::: SUPPLIED MATERIAL
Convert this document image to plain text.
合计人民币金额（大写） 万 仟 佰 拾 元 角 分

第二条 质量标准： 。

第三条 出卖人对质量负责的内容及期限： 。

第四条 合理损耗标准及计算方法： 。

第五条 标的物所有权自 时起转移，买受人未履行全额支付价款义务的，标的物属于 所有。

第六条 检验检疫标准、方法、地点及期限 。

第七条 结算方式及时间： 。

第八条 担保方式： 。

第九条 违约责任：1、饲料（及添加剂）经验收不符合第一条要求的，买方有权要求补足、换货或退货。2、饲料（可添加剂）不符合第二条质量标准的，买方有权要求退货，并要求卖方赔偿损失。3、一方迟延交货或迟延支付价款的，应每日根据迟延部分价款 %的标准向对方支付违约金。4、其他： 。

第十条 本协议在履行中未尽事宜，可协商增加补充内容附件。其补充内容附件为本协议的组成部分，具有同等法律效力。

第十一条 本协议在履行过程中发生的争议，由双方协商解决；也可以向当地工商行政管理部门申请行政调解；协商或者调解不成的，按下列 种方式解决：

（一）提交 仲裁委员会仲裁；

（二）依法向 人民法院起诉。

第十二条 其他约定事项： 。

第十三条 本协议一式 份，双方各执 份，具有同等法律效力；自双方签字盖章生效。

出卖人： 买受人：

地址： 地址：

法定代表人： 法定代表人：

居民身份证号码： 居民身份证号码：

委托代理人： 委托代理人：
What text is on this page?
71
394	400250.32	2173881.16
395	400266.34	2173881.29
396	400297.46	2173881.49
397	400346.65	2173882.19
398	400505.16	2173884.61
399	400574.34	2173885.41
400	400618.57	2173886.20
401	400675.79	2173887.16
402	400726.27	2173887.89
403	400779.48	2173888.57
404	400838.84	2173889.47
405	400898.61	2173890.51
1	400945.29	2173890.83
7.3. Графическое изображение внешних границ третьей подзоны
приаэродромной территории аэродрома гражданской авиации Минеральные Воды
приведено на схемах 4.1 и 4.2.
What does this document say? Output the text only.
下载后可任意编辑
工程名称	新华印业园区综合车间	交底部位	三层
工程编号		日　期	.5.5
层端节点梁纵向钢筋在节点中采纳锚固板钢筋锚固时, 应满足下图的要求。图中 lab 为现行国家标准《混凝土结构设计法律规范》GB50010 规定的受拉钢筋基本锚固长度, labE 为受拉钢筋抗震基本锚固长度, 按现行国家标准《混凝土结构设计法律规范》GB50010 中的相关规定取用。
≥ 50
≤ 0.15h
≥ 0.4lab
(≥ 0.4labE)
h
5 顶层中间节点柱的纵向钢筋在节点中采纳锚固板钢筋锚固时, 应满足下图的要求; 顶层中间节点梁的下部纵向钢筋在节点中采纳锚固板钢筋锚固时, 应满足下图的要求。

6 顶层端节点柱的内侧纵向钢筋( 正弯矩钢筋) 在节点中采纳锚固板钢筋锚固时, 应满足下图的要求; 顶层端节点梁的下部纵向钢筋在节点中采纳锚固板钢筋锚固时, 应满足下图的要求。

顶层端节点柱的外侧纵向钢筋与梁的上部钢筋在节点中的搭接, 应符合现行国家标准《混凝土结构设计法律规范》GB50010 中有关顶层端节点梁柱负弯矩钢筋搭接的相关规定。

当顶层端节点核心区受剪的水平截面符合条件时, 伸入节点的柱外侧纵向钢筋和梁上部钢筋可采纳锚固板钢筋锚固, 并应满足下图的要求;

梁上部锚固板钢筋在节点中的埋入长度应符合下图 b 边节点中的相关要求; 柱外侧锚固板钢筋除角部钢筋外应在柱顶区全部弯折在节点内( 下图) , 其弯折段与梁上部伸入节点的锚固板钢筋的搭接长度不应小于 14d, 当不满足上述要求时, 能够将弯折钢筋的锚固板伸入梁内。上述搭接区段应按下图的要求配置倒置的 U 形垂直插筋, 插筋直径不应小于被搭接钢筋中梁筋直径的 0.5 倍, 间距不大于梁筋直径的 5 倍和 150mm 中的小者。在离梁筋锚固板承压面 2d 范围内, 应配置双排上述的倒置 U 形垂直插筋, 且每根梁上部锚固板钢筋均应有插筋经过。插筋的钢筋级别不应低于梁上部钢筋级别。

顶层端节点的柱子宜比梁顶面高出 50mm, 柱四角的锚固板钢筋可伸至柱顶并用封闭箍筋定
::::::
» **SHORT PROBLEM**
Identify the lines of the data that contain the word "具有同等法律效力". Copy each of them.

» **RIGHT ANSWER**
第十条 本协议在履行中未尽事宜，可协商增加补充内容附件。其补充内容附件为本协议的组成部分，具有同等法律效力。
第十三条 本协议一式 份，双方各执 份，具有同等法律效力；自双方签字盖章生效。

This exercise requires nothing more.